### EXERCISE BRIEF
Make an exact copy of the listing below.

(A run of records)
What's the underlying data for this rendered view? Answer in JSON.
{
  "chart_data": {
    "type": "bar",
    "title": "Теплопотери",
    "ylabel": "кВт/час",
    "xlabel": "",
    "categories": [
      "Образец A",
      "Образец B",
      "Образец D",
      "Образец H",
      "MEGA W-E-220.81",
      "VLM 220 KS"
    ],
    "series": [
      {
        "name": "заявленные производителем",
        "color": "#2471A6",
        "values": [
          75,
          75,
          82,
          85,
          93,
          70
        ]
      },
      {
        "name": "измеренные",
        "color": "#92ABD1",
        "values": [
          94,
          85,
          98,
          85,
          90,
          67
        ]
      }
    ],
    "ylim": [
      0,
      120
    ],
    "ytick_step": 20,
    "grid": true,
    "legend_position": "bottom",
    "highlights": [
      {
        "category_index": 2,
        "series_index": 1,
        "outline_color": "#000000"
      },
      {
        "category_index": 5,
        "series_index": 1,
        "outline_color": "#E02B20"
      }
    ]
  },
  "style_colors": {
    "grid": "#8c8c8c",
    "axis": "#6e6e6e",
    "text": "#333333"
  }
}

### RESULT BELOW
What's the underlying data for this rendered view? Answer in JSON.
{
  "chart_data": {
    "type": "bar",
    "title": "Теплопотери",
    "ylabel": "кВт/час",
    "xlabel": "",
    "categories": [
      "Образец A",
      "Образец B",
      "Образец D",
      "Образец H",
      "MEGA W-E-220.81",
      "VLM 220 KS"
    ],
    "series": [
      {
        "name": "заявленные производителем",
        "color": "#2471A6",
        "values": [
          75,
          75,
          82,
          85,
          93,
          70
        ]
      },
      {
        "name": "измеренные",
        "color": "#92ABD1",
        "values": [
          94,
          85,
          98,
          85,
          90,
          67
        ]
      }
    ],
    "ylim": [
      0,
      120
    ],
    "ytick_step": 20,
    "grid": true,
    "legend_position": "bottom",
    "highlights": [
      {
        "category_index": 2,
        "series_index": 1,
        "outline_color": "#000000"
      },
      {
        "category_index": 5,
        "series_index": 1,
        "outline_color": "#E02B20"
      }
    ]
  },
  "style_colors": {
    "grid": "#8c8c8c",
    "axis": "#6e6e6e",
    "text": "#333333"
  }
}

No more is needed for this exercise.